*GIVEN EXERCISE*. How many lines in this material include the string "title"? Answer with the number and nothing further.

== EXERCISE INPUT

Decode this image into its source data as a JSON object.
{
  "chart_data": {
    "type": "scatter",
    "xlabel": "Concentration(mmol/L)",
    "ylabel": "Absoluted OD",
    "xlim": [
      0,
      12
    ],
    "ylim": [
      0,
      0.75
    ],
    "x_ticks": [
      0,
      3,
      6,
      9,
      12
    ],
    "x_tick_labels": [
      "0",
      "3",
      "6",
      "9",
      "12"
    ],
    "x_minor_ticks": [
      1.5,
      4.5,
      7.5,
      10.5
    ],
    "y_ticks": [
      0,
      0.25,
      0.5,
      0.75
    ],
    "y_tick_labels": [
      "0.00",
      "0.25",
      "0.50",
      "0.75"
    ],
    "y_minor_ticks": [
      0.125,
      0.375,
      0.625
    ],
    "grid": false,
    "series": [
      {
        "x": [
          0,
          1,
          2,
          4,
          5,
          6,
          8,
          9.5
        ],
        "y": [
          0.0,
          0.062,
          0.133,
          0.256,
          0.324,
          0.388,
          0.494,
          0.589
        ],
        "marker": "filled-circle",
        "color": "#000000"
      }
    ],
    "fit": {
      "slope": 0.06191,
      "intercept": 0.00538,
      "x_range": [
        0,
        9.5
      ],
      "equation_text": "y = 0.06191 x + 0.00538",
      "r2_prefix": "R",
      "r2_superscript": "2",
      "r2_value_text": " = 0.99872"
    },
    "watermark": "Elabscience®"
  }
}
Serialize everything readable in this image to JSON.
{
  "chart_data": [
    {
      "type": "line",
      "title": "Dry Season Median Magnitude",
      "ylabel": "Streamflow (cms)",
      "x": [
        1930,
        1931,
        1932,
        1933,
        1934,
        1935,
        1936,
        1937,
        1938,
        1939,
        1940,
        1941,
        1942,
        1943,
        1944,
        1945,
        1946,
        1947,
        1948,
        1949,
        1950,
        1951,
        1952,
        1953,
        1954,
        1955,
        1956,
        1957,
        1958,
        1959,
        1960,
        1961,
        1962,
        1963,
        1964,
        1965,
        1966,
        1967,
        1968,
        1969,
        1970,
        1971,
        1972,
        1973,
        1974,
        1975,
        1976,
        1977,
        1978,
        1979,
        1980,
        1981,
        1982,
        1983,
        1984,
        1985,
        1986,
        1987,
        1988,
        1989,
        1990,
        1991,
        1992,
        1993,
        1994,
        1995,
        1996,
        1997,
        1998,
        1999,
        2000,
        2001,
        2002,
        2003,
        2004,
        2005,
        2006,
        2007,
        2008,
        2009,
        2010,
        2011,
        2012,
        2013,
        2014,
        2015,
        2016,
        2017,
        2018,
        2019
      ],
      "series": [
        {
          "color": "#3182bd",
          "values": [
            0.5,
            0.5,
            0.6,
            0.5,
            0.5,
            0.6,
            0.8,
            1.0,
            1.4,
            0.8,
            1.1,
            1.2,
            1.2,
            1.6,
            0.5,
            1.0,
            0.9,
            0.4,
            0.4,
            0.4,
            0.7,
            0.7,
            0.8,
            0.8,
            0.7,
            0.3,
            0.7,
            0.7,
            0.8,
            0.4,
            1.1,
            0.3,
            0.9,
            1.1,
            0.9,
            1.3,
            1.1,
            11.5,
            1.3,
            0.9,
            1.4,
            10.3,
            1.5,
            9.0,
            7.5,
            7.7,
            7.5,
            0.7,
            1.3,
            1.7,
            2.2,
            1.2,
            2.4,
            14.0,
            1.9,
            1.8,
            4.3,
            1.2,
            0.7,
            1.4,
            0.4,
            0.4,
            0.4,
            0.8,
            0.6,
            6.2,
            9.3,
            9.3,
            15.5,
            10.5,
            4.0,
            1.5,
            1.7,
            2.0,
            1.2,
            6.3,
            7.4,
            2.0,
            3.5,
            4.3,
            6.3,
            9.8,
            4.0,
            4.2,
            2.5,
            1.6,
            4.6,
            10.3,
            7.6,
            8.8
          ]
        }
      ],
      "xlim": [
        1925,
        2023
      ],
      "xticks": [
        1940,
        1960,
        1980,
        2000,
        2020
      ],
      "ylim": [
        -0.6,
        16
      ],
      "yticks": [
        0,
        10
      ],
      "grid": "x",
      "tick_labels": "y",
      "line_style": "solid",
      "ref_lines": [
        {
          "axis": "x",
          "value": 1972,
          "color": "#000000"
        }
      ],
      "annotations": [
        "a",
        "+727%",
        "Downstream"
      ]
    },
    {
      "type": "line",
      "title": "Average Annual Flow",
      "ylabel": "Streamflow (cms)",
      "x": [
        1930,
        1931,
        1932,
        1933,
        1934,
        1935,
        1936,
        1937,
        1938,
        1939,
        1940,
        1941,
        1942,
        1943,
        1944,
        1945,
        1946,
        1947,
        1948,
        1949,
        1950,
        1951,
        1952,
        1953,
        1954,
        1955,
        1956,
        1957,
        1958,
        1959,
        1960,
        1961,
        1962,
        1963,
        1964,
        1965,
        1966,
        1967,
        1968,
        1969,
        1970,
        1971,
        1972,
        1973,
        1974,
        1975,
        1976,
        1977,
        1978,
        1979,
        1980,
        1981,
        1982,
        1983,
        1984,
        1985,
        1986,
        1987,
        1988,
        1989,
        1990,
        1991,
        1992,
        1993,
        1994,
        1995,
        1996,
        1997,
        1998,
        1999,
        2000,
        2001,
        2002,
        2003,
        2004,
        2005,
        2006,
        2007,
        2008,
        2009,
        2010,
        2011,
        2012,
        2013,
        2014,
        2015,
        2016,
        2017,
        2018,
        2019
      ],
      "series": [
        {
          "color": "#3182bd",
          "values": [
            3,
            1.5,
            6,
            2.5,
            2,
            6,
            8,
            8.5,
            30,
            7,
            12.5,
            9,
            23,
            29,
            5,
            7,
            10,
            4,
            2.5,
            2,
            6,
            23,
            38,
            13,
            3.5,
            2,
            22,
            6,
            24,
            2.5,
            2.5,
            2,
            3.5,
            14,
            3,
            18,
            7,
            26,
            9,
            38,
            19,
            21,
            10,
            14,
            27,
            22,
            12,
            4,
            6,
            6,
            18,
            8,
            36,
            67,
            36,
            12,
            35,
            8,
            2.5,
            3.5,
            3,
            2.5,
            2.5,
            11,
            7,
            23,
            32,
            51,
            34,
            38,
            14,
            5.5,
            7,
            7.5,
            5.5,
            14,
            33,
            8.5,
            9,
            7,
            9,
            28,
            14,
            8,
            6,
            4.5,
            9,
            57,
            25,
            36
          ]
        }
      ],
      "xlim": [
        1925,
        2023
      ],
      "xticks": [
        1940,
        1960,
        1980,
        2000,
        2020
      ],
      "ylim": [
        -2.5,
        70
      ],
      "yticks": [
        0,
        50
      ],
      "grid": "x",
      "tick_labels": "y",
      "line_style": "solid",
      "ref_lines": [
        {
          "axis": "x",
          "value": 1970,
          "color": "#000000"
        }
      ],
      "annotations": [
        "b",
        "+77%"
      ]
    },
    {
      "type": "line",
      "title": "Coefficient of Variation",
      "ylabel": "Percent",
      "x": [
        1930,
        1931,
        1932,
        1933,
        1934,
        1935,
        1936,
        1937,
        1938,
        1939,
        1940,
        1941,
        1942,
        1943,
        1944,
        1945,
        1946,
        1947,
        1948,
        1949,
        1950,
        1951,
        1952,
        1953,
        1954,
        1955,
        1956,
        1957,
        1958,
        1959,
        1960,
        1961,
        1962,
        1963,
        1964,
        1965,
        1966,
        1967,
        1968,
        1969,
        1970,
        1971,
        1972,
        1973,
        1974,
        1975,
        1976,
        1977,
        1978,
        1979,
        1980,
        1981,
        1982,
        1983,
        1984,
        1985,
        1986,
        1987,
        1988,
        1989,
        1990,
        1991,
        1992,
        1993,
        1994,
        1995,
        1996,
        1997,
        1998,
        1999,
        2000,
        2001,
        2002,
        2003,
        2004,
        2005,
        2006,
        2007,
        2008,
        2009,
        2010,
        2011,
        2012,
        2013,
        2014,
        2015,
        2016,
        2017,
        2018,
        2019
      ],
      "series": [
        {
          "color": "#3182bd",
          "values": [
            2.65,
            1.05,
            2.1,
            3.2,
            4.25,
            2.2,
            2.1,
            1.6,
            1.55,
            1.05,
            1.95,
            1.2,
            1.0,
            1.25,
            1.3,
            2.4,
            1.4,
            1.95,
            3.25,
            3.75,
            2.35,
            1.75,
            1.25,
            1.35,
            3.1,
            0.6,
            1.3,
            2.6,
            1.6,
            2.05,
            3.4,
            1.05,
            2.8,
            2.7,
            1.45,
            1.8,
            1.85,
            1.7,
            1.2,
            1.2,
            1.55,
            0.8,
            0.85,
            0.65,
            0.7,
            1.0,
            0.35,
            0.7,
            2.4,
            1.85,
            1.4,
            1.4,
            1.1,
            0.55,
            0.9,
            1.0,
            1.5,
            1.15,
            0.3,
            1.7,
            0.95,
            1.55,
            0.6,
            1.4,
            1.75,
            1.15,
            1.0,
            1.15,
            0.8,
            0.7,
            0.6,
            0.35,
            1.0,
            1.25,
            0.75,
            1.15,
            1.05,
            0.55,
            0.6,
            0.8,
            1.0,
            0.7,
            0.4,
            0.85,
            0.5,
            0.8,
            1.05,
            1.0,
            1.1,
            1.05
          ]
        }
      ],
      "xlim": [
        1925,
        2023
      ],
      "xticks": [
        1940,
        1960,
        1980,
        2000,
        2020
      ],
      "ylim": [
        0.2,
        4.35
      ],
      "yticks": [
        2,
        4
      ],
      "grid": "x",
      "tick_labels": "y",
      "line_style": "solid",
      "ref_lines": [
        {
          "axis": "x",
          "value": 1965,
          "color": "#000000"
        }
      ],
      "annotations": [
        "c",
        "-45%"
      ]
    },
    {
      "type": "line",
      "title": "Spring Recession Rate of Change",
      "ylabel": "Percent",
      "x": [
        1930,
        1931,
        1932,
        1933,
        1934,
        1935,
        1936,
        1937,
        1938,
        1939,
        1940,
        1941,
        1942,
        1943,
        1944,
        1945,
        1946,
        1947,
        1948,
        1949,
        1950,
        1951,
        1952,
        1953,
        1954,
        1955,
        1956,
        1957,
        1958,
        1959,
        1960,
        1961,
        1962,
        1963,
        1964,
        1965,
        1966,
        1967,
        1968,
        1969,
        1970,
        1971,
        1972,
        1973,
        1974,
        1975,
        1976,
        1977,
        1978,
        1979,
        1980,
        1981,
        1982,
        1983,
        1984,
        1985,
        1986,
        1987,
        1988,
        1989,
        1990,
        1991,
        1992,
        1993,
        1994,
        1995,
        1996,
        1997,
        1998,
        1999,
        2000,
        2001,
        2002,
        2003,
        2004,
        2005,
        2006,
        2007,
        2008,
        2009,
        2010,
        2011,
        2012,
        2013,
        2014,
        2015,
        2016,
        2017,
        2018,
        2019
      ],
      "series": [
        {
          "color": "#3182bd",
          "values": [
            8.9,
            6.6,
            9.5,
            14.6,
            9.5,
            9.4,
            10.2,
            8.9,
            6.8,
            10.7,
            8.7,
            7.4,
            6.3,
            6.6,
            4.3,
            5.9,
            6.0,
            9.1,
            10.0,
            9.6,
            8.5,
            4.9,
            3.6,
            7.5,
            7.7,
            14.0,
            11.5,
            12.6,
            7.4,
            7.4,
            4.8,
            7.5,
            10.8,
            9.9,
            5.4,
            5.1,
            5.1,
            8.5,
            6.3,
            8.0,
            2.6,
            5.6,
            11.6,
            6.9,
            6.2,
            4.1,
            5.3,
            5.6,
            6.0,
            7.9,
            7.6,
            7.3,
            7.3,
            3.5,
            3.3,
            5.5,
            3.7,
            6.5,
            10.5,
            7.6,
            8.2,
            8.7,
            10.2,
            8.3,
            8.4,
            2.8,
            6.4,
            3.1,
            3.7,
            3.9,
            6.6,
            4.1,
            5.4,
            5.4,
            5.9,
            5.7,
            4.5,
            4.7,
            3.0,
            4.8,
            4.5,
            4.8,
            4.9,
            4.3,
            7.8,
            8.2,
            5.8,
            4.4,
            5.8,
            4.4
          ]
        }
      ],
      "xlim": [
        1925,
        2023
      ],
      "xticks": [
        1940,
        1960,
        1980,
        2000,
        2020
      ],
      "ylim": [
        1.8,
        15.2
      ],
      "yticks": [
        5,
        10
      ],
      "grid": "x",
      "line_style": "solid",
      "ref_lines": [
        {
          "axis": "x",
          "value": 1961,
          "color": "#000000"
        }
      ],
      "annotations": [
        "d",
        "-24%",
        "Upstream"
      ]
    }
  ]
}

====

*THE OUTPUT*. 4